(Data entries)
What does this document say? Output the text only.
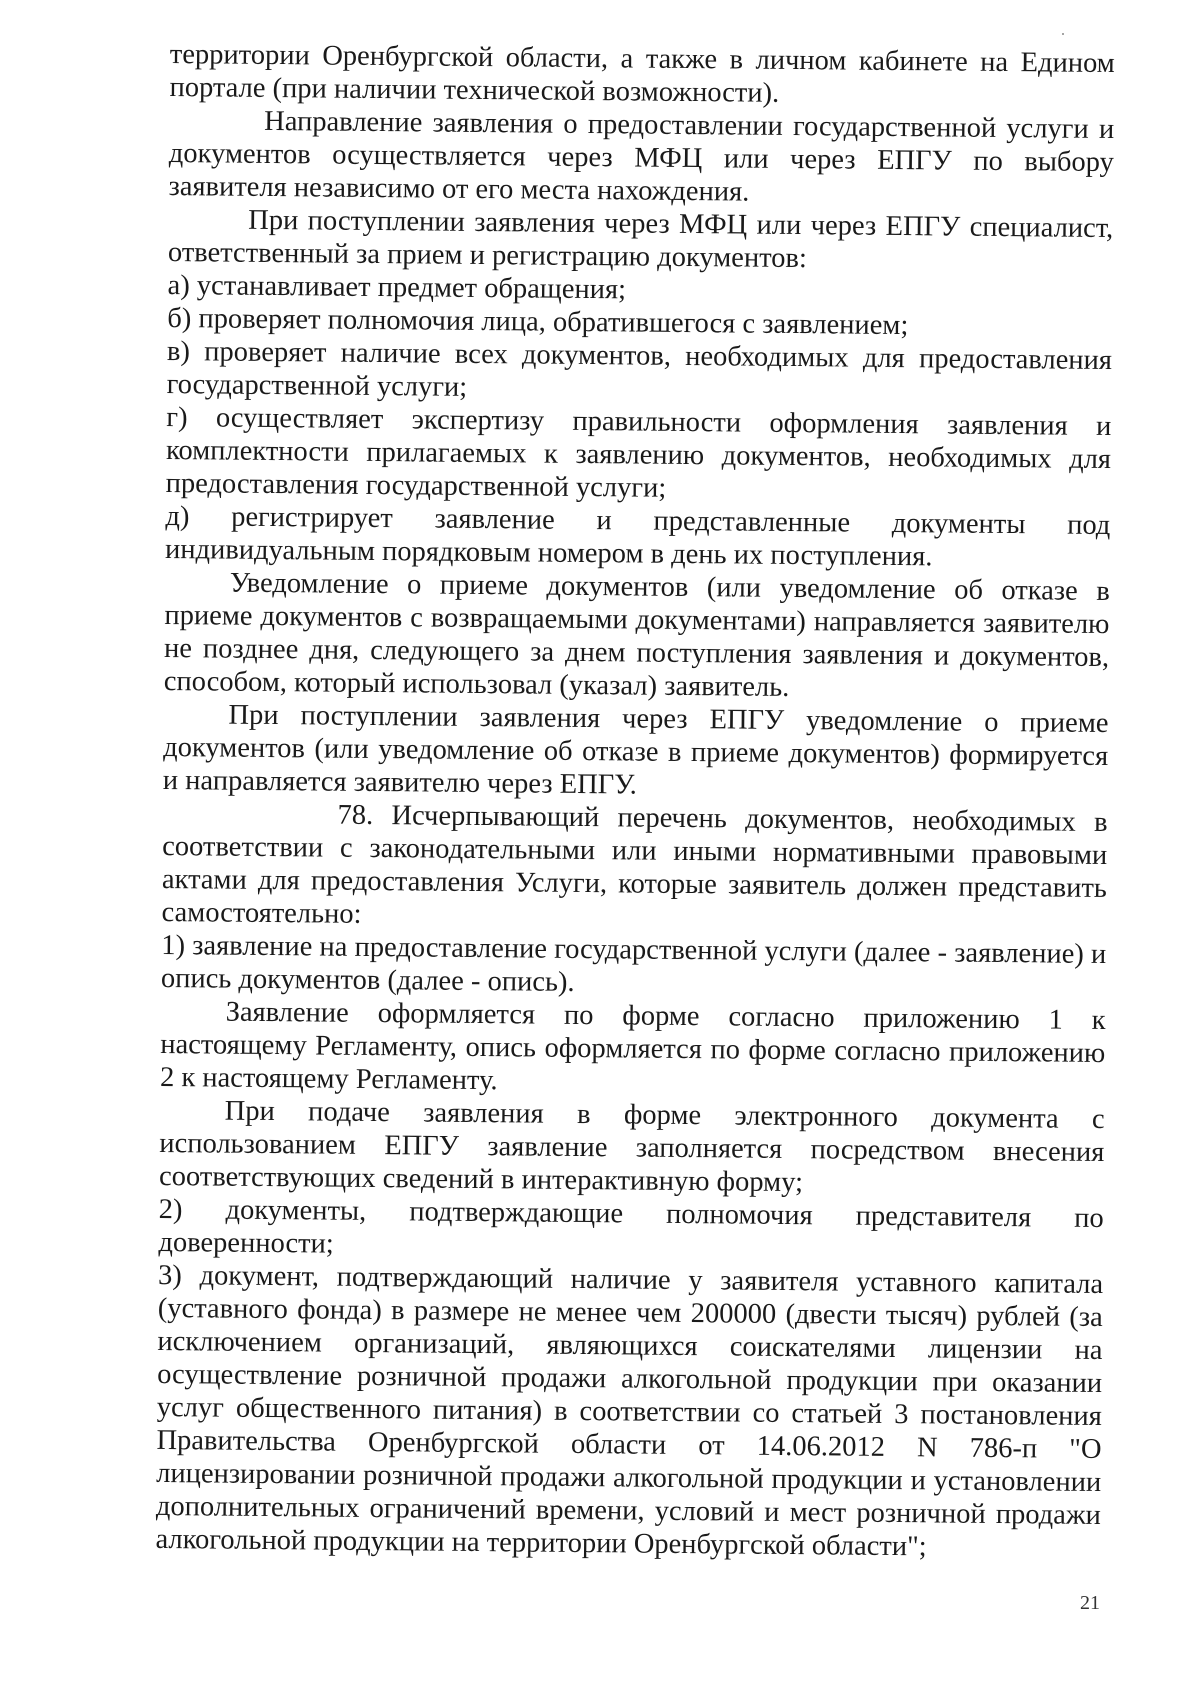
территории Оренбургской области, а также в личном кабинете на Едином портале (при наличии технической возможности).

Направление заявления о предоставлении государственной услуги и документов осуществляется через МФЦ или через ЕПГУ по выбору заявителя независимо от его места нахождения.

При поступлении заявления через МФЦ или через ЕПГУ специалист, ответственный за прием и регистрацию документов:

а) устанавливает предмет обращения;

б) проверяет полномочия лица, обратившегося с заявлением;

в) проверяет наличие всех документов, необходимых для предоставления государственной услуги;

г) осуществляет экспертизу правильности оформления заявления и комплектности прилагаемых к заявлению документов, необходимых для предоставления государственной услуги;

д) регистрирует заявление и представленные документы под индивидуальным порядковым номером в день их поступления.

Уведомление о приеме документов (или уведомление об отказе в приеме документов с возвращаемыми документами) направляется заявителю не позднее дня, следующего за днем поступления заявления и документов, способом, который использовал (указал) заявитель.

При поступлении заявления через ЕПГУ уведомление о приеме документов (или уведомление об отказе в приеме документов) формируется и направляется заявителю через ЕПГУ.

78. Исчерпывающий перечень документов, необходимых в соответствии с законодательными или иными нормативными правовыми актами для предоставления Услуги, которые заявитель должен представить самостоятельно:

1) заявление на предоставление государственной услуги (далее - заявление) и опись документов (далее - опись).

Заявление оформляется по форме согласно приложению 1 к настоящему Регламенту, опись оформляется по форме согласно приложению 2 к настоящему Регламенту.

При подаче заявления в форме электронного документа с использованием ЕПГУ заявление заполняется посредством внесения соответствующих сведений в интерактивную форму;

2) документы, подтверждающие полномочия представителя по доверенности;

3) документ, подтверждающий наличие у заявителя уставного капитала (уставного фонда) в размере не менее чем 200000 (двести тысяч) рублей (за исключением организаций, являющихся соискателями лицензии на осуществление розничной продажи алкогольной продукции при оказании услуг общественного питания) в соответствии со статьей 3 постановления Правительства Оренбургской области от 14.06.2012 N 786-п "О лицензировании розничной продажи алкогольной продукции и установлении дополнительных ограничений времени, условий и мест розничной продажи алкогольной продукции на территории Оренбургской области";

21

* _WORK REQUIRED_
Print out the material word for word, omitting the pictures.

* _SOLUTION BELOW_
What does this document say? Output the text only.
территории Оренбургской области, а также в личном кабинете на Едином портале (при наличии технической возможности).

Направление заявления о предоставлении государственной услуги и документов осуществляется через МФЦ или через ЕПГУ по выбору заявителя независимо от его места нахождения.

При поступлении заявления через МФЦ или через ЕПГУ специалист, ответственный за прием и регистрацию документов:

а) устанавливает предмет обращения;

б) проверяет полномочия лица, обратившегося с заявлением;

в) проверяет наличие всех документов, необходимых для предоставления государственной услуги;

г) осуществляет экспертизу правильности оформления заявления и комплектности прилагаемых к заявлению документов, необходимых для предоставления государственной услуги;

д) регистрирует заявление и представленные документы под индивидуальным порядковым номером в день их поступления.

Уведомление о приеме документов (или уведомление об отказе в приеме документов с возвращаемыми документами) направляется заявителю не позднее дня, следующего за днем поступления заявления и документов, способом, который использовал (указал) заявитель.

При поступлении заявления через ЕПГУ уведомление о приеме документов (или уведомление об отказе в приеме документов) формируется и направляется заявителю через ЕПГУ.

78. Исчерпывающий перечень документов, необходимых в соответствии с законодательными или иными нормативными правовыми актами для предоставления Услуги, которые заявитель должен представить самостоятельно:

1) заявление на предоставление государственной услуги (далее - заявление) и опись документов (далее - опись).

Заявление оформляется по форме согласно приложению 1 к настоящему Регламенту, опись оформляется по форме согласно приложению 2 к настоящему Регламенту.

При подаче заявления в форме электронного документа с использованием ЕПГУ заявление заполняется посредством внесения соответствующих сведений в интерактивную форму;

2) документы, подтверждающие полномочия представителя по доверенности;

3) документ, подтверждающий наличие у заявителя уставного капитала (уставного фонда) в размере не менее чем 200000 (двести тысяч) рублей (за исключением организаций, являющихся соискателями лицензии на осуществление розничной продажи алкогольной продукции при оказании услуг общественного питания) в соответствии со статьей 3 постановления Правительства Оренбургской области от 14.06.2012 N 786-п "О лицензировании розничной продажи алкогольной продукции и установлении дополнительных ограничений времени, условий и мест розничной продажи алкогольной продукции на территории Оренбургской области";

21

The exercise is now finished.